Data entries
--- --- ---

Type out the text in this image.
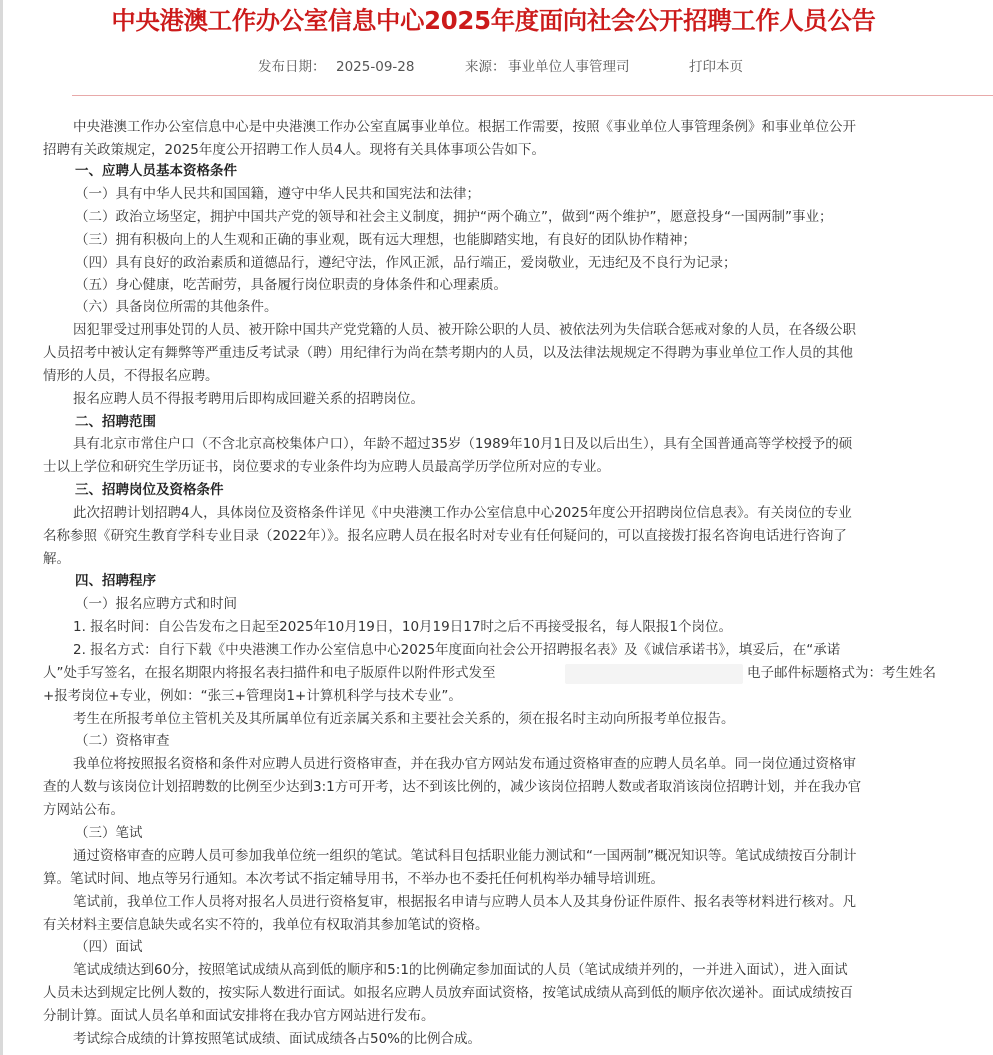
中央港澳工作办公室信息中心2025年度面向社会公开招聘工作人员公告
发布日期： 2025-09-28	来源： 事业单位人事管理司	打印本页
中央港澳工作办公室信息中心是中央港澳工作办公室直属事业单位。根据工作需要，按照《事业单位人事管理条例》和事业单位公开
招聘有关政策规定，2025年度公开招聘工作人员4人。现将有关具体事项公告如下。
一、应聘人员基本资格条件
（一）具有中华人民共和国国籍，遵守中华人民共和国宪法和法律；
（二）政治立场坚定，拥护中国共产党的领导和社会主义制度，拥护“两个确立”，做到“两个维护”，愿意投身“一国两制”事业；
（三）拥有积极向上的人生观和正确的事业观，既有远大理想，也能脚踏实地，有良好的团队协作精神；
（四）具有良好的政治素质和道德品行，遵纪守法，作风正派，品行端正，爱岗敬业，无违纪及不良行为记录；
（五）身心健康，吃苦耐劳，具备履行岗位职责的身体条件和心理素质。
（六）具备岗位所需的其他条件。
因犯罪受过刑事处罚的人员、被开除中国共产党党籍的人员、被开除公职的人员、被依法列为失信联合惩戒对象的人员，在各级公职
人员招考中被认定有舞弊等严重违反考试录（聘）用纪律行为尚在禁考期内的人员，以及法律法规规定不得聘为事业单位工作人员的其他
情形的人员，不得报名应聘。
报名应聘人员不得报考聘用后即构成回避关系的招聘岗位。
二、招聘范围
具有北京市常住户口（不含北京高校集体户口），年龄不超过35岁（1989年10月1日及以后出生），具有全国普通高等学校授予的硕
士以上学位和研究生学历证书，岗位要求的专业条件均为应聘人员最高学历学位所对应的专业。
三、招聘岗位及资格条件
此次招聘计划招聘4人，具体岗位及资格条件详见《中央港澳工作办公室信息中心2025年度公开招聘岗位信息表》。有关岗位的专业
名称参照《研究生教育学科专业目录（2022年）》。报名应聘人员在报名时对专业有任何疑问的，可以直接拨打报名咨询电话进行咨询了
解。
四、招聘程序
（一）报名应聘方式和时间
1. 报名时间：自公告发布之日起至2025年10月19日，10月19日17时之后不再接受报名，每人限报1个岗位。
2. 报名方式：自行下载《中央港澳工作办公室信息中心2025年度面向社会公开招聘报名表》及《诚信承诺书》，填妥后，在“承诺
人”处手写签名，在报名期限内将报名表扫描件和电子版原件以附件形式发至	电子邮件标题格式为：考生姓名
+报考岗位+专业，例如：“张三+管理岗1+计算机科学与技术专业”。
考生在所报考单位主管机关及其所属单位有近亲属关系和主要社会关系的，须在报名时主动向所报考单位报告。
（二）资格审查
我单位将按照报名资格和条件对应聘人员进行资格审查，并在我办官方网站发布通过资格审查的应聘人员名单。同一岗位通过资格审
查的人数与该岗位计划招聘数的比例至少达到3:1方可开考，达不到该比例的，减少该岗位招聘人数或者取消该岗位招聘计划，并在我办官
方网站公布。
（三）笔试
通过资格审查的应聘人员可参加我单位统一组织的笔试。笔试科目包括职业能力测试和“一国两制”概况知识等。笔试成绩按百分制计
算。笔试时间、地点等另行通知。本次考试不指定辅导用书，不举办也不委托任何机构举办辅导培训班。
笔试前，我单位工作人员将对报名人员进行资格复审，根据报名申请与应聘人员本人及其身份证件原件、报名表等材料进行核对。凡
有关材料主要信息缺失或名实不符的，我单位有权取消其参加笔试的资格。
（四）面试
笔试成绩达到60分，按照笔试成绩从高到低的顺序和5:1的比例确定参加面试的人员（笔试成绩并列的，一并进入面试），进入面试
人员未达到规定比例人数的，按实际人数进行面试。如报名应聘人员放弃面试资格，按笔试成绩从高到低的顺序依次递补。面试成绩按百
分制计算。面试人员名单和面试安排将在我办官方网站进行发布。
考试综合成绩的计算按照笔试成绩、面试成绩各占50%的比例合成。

--- --- ---

What needs to be done - The records above are to be reproduced exactly; the pictures are to be left out.

Task result -
Type out the text in this image.
中央港澳工作办公室信息中心2025年度面向社会公开招聘工作人员公告
发布日期： 2025-09-28	来源： 事业单位人事管理司	打印本页
中央港澳工作办公室信息中心是中央港澳工作办公室直属事业单位。根据工作需要，按照《事业单位人事管理条例》和事业单位公开
招聘有关政策规定，2025年度公开招聘工作人员4人。现将有关具体事项公告如下。
一、应聘人员基本资格条件
（一）具有中华人民共和国国籍，遵守中华人民共和国宪法和法律；
（二）政治立场坚定，拥护中国共产党的领导和社会主义制度，拥护“两个确立”，做到“两个维护”，愿意投身“一国两制”事业；
（三）拥有积极向上的人生观和正确的事业观，既有远大理想，也能脚踏实地，有良好的团队协作精神；
（四）具有良好的政治素质和道德品行，遵纪守法，作风正派，品行端正，爱岗敬业，无违纪及不良行为记录；
（五）身心健康，吃苦耐劳，具备履行岗位职责的身体条件和心理素质。
（六）具备岗位所需的其他条件。
因犯罪受过刑事处罚的人员、被开除中国共产党党籍的人员、被开除公职的人员、被依法列为失信联合惩戒对象的人员，在各级公职
人员招考中被认定有舞弊等严重违反考试录（聘）用纪律行为尚在禁考期内的人员，以及法律法规规定不得聘为事业单位工作人员的其他
情形的人员，不得报名应聘。
报名应聘人员不得报考聘用后即构成回避关系的招聘岗位。
二、招聘范围
具有北京市常住户口（不含北京高校集体户口），年龄不超过35岁（1989年10月1日及以后出生），具有全国普通高等学校授予的硕
士以上学位和研究生学历证书，岗位要求的专业条件均为应聘人员最高学历学位所对应的专业。
三、招聘岗位及资格条件
此次招聘计划招聘4人，具体岗位及资格条件详见《中央港澳工作办公室信息中心2025年度公开招聘岗位信息表》。有关岗位的专业
名称参照《研究生教育学科专业目录（2022年）》。报名应聘人员在报名时对专业有任何疑问的，可以直接拨打报名咨询电话进行咨询了
解。
四、招聘程序
（一）报名应聘方式和时间
1. 报名时间：自公告发布之日起至2025年10月19日，10月19日17时之后不再接受报名，每人限报1个岗位。
2. 报名方式：自行下载《中央港澳工作办公室信息中心2025年度面向社会公开招聘报名表》及《诚信承诺书》，填妥后，在“承诺
人”处手写签名，在报名期限内将报名表扫描件和电子版原件以附件形式发至	电子邮件标题格式为：考生姓名
+报考岗位+专业，例如：“张三+管理岗1+计算机科学与技术专业”。
考生在所报考单位主管机关及其所属单位有近亲属关系和主要社会关系的，须在报名时主动向所报考单位报告。
（二）资格审查
我单位将按照报名资格和条件对应聘人员进行资格审查，并在我办官方网站发布通过资格审查的应聘人员名单。同一岗位通过资格审
查的人数与该岗位计划招聘数的比例至少达到3:1方可开考，达不到该比例的，减少该岗位招聘人数或者取消该岗位招聘计划，并在我办官
方网站公布。
（三）笔试
通过资格审查的应聘人员可参加我单位统一组织的笔试。笔试科目包括职业能力测试和“一国两制”概况知识等。笔试成绩按百分制计
算。笔试时间、地点等另行通知。本次考试不指定辅导用书，不举办也不委托任何机构举办辅导培训班。
笔试前，我单位工作人员将对报名人员进行资格复审，根据报名申请与应聘人员本人及其身份证件原件、报名表等材料进行核对。凡
有关材料主要信息缺失或名实不符的，我单位有权取消其参加笔试的资格。
（四）面试
笔试成绩达到60分，按照笔试成绩从高到低的顺序和5:1的比例确定参加面试的人员（笔试成绩并列的，一并进入面试），进入面试
人员未达到规定比例人数的，按实际人数进行面试。如报名应聘人员放弃面试资格，按笔试成绩从高到低的顺序依次递补。面试成绩按百
分制计算。面试人员名单和面试安排将在我办官方网站进行发布。
考试综合成绩的计算按照笔试成绩、面试成绩各占50%的比例合成。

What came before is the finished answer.